• [PROBLEM REQUIREMENTS] Pictures aside, write out every record exactly as it appears.

Data entries for graphics:

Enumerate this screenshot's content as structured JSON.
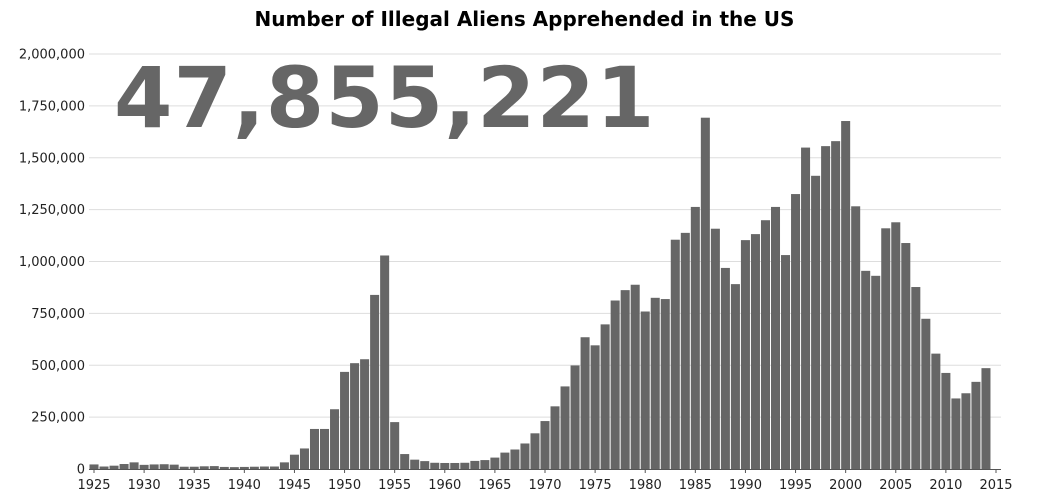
{
  "chart_data": {
    "type": "bar",
    "title": "Number of Illegal Aliens Apprehended in the US",
    "annotation": "47,855,221",
    "xlabel": "",
    "ylabel": "",
    "ylim": [
      0,
      2000000
    ],
    "xlim": [
      1925,
      2015
    ],
    "grid": true,
    "bar_color": "#666666",
    "y_ticks": [
      "0",
      "250,000",
      "500,000",
      "750,000",
      "1,000,000",
      "1,250,000",
      "1,500,000",
      "1,750,000",
      "2,000,000"
    ],
    "x_ticks": [
      "1925",
      "1930",
      "1935",
      "1940",
      "1945",
      "1950",
      "1955",
      "1960",
      "1965",
      "1970",
      "1975",
      "1980",
      "1985",
      "1990",
      "1995",
      "2000",
      "2005",
      "2010",
      "2015"
    ],
    "x": [
      1925,
      1926,
      1927,
      1928,
      1929,
      1930,
      1931,
      1932,
      1933,
      1934,
      1935,
      1936,
      1937,
      1938,
      1939,
      1940,
      1941,
      1942,
      1943,
      1944,
      1945,
      1946,
      1947,
      1948,
      1949,
      1950,
      1951,
      1952,
      1953,
      1954,
      1955,
      1956,
      1957,
      1958,
      1959,
      1960,
      1961,
      1962,
      1963,
      1964,
      1965,
      1966,
      1967,
      1968,
      1969,
      1970,
      1971,
      1972,
      1973,
      1974,
      1975,
      1976,
      1977,
      1978,
      1979,
      1980,
      1981,
      1982,
      1983,
      1984,
      1985,
      1986,
      1987,
      1988,
      1989,
      1990,
      1991,
      1992,
      1993,
      1994,
      1995,
      1996,
      1997,
      1998,
      1999,
      2000,
      2001,
      2002,
      2003,
      2004,
      2005,
      2006,
      2007,
      2008,
      2009,
      2010,
      2011,
      2012,
      2013,
      2014
    ],
    "values": [
      22000,
      12000,
      16000,
      24000,
      32000,
      20000,
      22000,
      23000,
      21000,
      11000,
      11000,
      13000,
      14000,
      10000,
      9000,
      10000,
      11000,
      12000,
      12000,
      32000,
      69000,
      99000,
      193000,
      193000,
      288000,
      468000,
      510000,
      529000,
      839000,
      1029000,
      226000,
      72000,
      45000,
      38000,
      30000,
      29000,
      29000,
      30000,
      39000,
      43000,
      55000,
      79000,
      94000,
      123000,
      172000,
      231000,
      302000,
      398000,
      499000,
      635000,
      596000,
      697000,
      812000,
      862000,
      888000,
      759000,
      825000,
      819000,
      1105000,
      1138000,
      1263000,
      1693000,
      1158000,
      969000,
      891000,
      1103000,
      1132000,
      1199000,
      1263000,
      1031000,
      1325000,
      1549000,
      1413000,
      1556000,
      1580000,
      1677000,
      1266000,
      955000,
      931000,
      1160000,
      1189000,
      1089000,
      877000,
      724000,
      556000,
      463000,
      340000,
      365000,
      420000,
      486000
    ]
  }
}
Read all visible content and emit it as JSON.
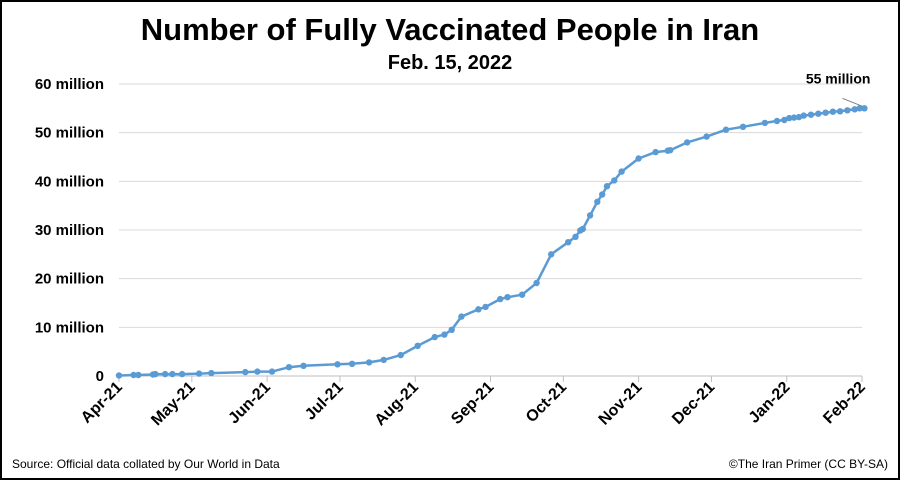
{
  "header": {
    "title": "Number of Fully Vaccinated People in Iran",
    "subtitle": "Feb. 15, 2022"
  },
  "footer": {
    "source": "Source: Official data collated by Our World in Data",
    "credit": "©The Iran Primer (CC BY-SA)"
  },
  "chart_data": {
    "type": "line",
    "title": "Number of Fully Vaccinated People in Iran",
    "subtitle": "Feb. 15, 2022",
    "ytick_labels": [
      "0",
      "10 million",
      "20 million",
      "30 million",
      "40 million",
      "50 million",
      "60 million"
    ],
    "ytick_values": [
      0,
      10000000,
      20000000,
      30000000,
      40000000,
      50000000,
      60000000
    ],
    "xtick_labels": [
      "Apr-21",
      "May-21",
      "Jun-21",
      "Jul-21",
      "Aug-21",
      "Sep-21",
      "Oct-21",
      "Nov-21",
      "Dec-21",
      "Jan-22",
      "Feb-22"
    ],
    "xtick_dates": [
      "2021-04-01",
      "2021-05-01",
      "2021-06-01",
      "2021-07-01",
      "2021-08-01",
      "2021-09-01",
      "2021-10-01",
      "2021-11-01",
      "2021-12-01",
      "2022-01-01",
      "2022-02-01"
    ],
    "ylim": [
      0,
      60000000
    ],
    "xlim": [
      "2021-04-01",
      "2022-02-01"
    ],
    "grid": "horizontal",
    "color": "#5b9bd5",
    "annotation": {
      "text": "55 million",
      "x": "2022-02-01",
      "y": 55000000
    },
    "series": [
      {
        "x": [
          "2021-04-01",
          "2021-04-07",
          "2021-04-09",
          "2021-04-15",
          "2021-04-16",
          "2021-04-20",
          "2021-04-23",
          "2021-04-27",
          "2021-05-04",
          "2021-05-09",
          "2021-05-23",
          "2021-05-28",
          "2021-06-03",
          "2021-06-10",
          "2021-06-16",
          "2021-06-30",
          "2021-07-06",
          "2021-07-13",
          "2021-07-19",
          "2021-07-26",
          "2021-08-02",
          "2021-08-09",
          "2021-08-13",
          "2021-08-16",
          "2021-08-20",
          "2021-08-27",
          "2021-08-30",
          "2021-09-05",
          "2021-09-08",
          "2021-09-14",
          "2021-09-20",
          "2021-09-26",
          "2021-10-03",
          "2021-10-06",
          "2021-10-08",
          "2021-10-09",
          "2021-10-12",
          "2021-10-15",
          "2021-10-17",
          "2021-10-19",
          "2021-10-22",
          "2021-10-25",
          "2021-11-01",
          "2021-11-08",
          "2021-11-13",
          "2021-11-14",
          "2021-11-21",
          "2021-11-29",
          "2021-12-07",
          "2021-12-14",
          "2021-12-23",
          "2021-12-28",
          "2021-12-31",
          "2022-01-02",
          "2022-01-04",
          "2022-01-06",
          "2022-01-08",
          "2022-01-11",
          "2022-01-14",
          "2022-01-17",
          "2022-01-20",
          "2022-01-23",
          "2022-01-26",
          "2022-01-29",
          "2022-01-31",
          "2022-02-02"
        ],
        "values": [
          100000,
          200000,
          200000,
          300000,
          400000,
          400000,
          400000,
          400000,
          500000,
          600000,
          800000,
          900000,
          900000,
          1800000,
          2100000,
          2400000,
          2500000,
          2800000,
          3300000,
          4300000,
          6200000,
          8000000,
          8500000,
          9500000,
          12200000,
          13700000,
          14200000,
          15800000,
          16200000,
          16700000,
          19100000,
          25000000,
          27500000,
          28600000,
          29900000,
          30200000,
          33000000,
          35800000,
          37300000,
          39000000,
          40200000,
          42000000,
          44700000,
          46000000,
          46300000,
          46400000,
          48000000,
          49200000,
          50600000,
          51200000,
          52000000,
          52400000,
          52600000,
          53000000,
          53100000,
          53200000,
          53500000,
          53700000,
          53900000,
          54100000,
          54300000,
          54400000,
          54600000,
          54800000,
          55000000,
          55000000
        ]
      }
    ]
  }
}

• [SOLUTION]
Enumerate this screenshot's content as structured JSON.
{
  "chart_data": {
    "type": "bar",
    "title": "Number of Illegal Aliens Apprehended in the US",
    "annotation": "47,855,221",
    "xlabel": "",
    "ylabel": "",
    "ylim": [
      0,
      2000000
    ],
    "xlim": [
      1925,
      2015
    ],
    "grid": true,
    "bar_color": "#666666",
    "y_ticks": [
      "0",
      "250,000",
      "500,000",
      "750,000",
      "1,000,000",
      "1,250,000",
      "1,500,000",
      "1,750,000",
      "2,000,000"
    ],
    "x_ticks": [
      "1925",
      "1930",
      "1935",
      "1940",
      "1945",
      "1950",
      "1955",
      "1960",
      "1965",
      "1970",
      "1975",
      "1980",
      "1985",
      "1990",
      "1995",
      "2000",
      "2005",
      "2010",
      "2015"
    ],
    "x": [
      1925,
      1926,
      1927,
      1928,
      1929,
      1930,
      1931,
      1932,
      1933,
      1934,
      1935,
      1936,
      1937,
      1938,
      1939,
      1940,
      1941,
      1942,
      1943,
      1944,
      1945,
      1946,
      1947,
      1948,
      1949,
      1950,
      1951,
      1952,
      1953,
      1954,
      1955,
      1956,
      1957,
      1958,
      1959,
      1960,
      1961,
      1962,
      1963,
      1964,
      1965,
      1966,
      1967,
      1968,
      1969,
      1970,
      1971,
      1972,
      1973,
      1974,
      1975,
      1976,
      1977,
      1978,
      1979,
      1980,
      1981,
      1982,
      1983,
      1984,
      1985,
      1986,
      1987,
      1988,
      1989,
      1990,
      1991,
      1992,
      1993,
      1994,
      1995,
      1996,
      1997,
      1998,
      1999,
      2000,
      2001,
      2002,
      2003,
      2004,
      2005,
      2006,
      2007,
      2008,
      2009,
      2010,
      2011,
      2012,
      2013,
      2014
    ],
    "values": [
      22000,
      12000,
      16000,
      24000,
      32000,
      20000,
      22000,
      23000,
      21000,
      11000,
      11000,
      13000,
      14000,
      10000,
      9000,
      10000,
      11000,
      12000,
      12000,
      32000,
      69000,
      99000,
      193000,
      193000,
      288000,
      468000,
      510000,
      529000,
      839000,
      1029000,
      226000,
      72000,
      45000,
      38000,
      30000,
      29000,
      29000,
      30000,
      39000,
      43000,
      55000,
      79000,
      94000,
      123000,
      172000,
      231000,
      302000,
      398000,
      499000,
      635000,
      596000,
      697000,
      812000,
      862000,
      888000,
      759000,
      825000,
      819000,
      1105000,
      1138000,
      1263000,
      1693000,
      1158000,
      969000,
      891000,
      1103000,
      1132000,
      1199000,
      1263000,
      1031000,
      1325000,
      1549000,
      1413000,
      1556000,
      1580000,
      1677000,
      1266000,
      955000,
      931000,
      1160000,
      1189000,
      1089000,
      877000,
      724000,
      556000,
      463000,
      340000,
      365000,
      420000,
      486000
    ]
  }
}
Read all visible content and emit it as JSON.
{
  "header": {
    "title": "Number of Fully Vaccinated People in Iran",
    "subtitle": "Feb. 15, 2022"
  },
  "footer": {
    "source": "Source: Official data collated by Our World in Data",
    "credit": "©The Iran Primer (CC BY-SA)"
  },
  "chart_data": {
    "type": "line",
    "title": "Number of Fully Vaccinated People in Iran",
    "subtitle": "Feb. 15, 2022",
    "ytick_labels": [
      "0",
      "10 million",
      "20 million",
      "30 million",
      "40 million",
      "50 million",
      "60 million"
    ],
    "ytick_values": [
      0,
      10000000,
      20000000,
      30000000,
      40000000,
      50000000,
      60000000
    ],
    "xtick_labels": [
      "Apr-21",
      "May-21",
      "Jun-21",
      "Jul-21",
      "Aug-21",
      "Sep-21",
      "Oct-21",
      "Nov-21",
      "Dec-21",
      "Jan-22",
      "Feb-22"
    ],
    "xtick_dates": [
      "2021-04-01",
      "2021-05-01",
      "2021-06-01",
      "2021-07-01",
      "2021-08-01",
      "2021-09-01",
      "2021-10-01",
      "2021-11-01",
      "2021-12-01",
      "2022-01-01",
      "2022-02-01"
    ],
    "ylim": [
      0,
      60000000
    ],
    "xlim": [
      "2021-04-01",
      "2022-02-01"
    ],
    "grid": "horizontal",
    "color": "#5b9bd5",
    "annotation": {
      "text": "55 million",
      "x": "2022-02-01",
      "y": 55000000
    },
    "series": [
      {
        "x": [
          "2021-04-01",
          "2021-04-07",
          "2021-04-09",
          "2021-04-15",
          "2021-04-16",
          "2021-04-20",
          "2021-04-23",
          "2021-04-27",
          "2021-05-04",
          "2021-05-09",
          "2021-05-23",
          "2021-05-28",
          "2021-06-03",
          "2021-06-10",
          "2021-06-16",
          "2021-06-30",
          "2021-07-06",
          "2021-07-13",
          "2021-07-19",
          "2021-07-26",
          "2021-08-02",
          "2021-08-09",
          "2021-08-13",
          "2021-08-16",
          "2021-08-20",
          "2021-08-27",
          "2021-08-30",
          "2021-09-05",
          "2021-09-08",
          "2021-09-14",
          "2021-09-20",
          "2021-09-26",
          "2021-10-03",
          "2021-10-06",
          "2021-10-08",
          "2021-10-09",
          "2021-10-12",
          "2021-10-15",
          "2021-10-17",
          "2021-10-19",
          "2021-10-22",
          "2021-10-25",
          "2021-11-01",
          "2021-11-08",
          "2021-11-13",
          "2021-11-14",
          "2021-11-21",
          "2021-11-29",
          "2021-12-07",
          "2021-12-14",
          "2021-12-23",
          "2021-12-28",
          "2021-12-31",
          "2022-01-02",
          "2022-01-04",
          "2022-01-06",
          "2022-01-08",
          "2022-01-11",
          "2022-01-14",
          "2022-01-17",
          "2022-01-20",
          "2022-01-23",
          "2022-01-26",
          "2022-01-29",
          "2022-01-31",
          "2022-02-02"
        ],
        "values": [
          100000,
          200000,
          200000,
          300000,
          400000,
          400000,
          400000,
          400000,
          500000,
          600000,
          800000,
          900000,
          900000,
          1800000,
          2100000,
          2400000,
          2500000,
          2800000,
          3300000,
          4300000,
          6200000,
          8000000,
          8500000,
          9500000,
          12200000,
          13700000,
          14200000,
          15800000,
          16200000,
          16700000,
          19100000,
          25000000,
          27500000,
          28600000,
          29900000,
          30200000,
          33000000,
          35800000,
          37300000,
          39000000,
          40200000,
          42000000,
          44700000,
          46000000,
          46300000,
          46400000,
          48000000,
          49200000,
          50600000,
          51200000,
          52000000,
          52400000,
          52600000,
          53000000,
          53100000,
          53200000,
          53500000,
          53700000,
          53900000,
          54100000,
          54300000,
          54400000,
          54600000,
          54800000,
          55000000,
          55000000
        ]
      }
    ]
  }
}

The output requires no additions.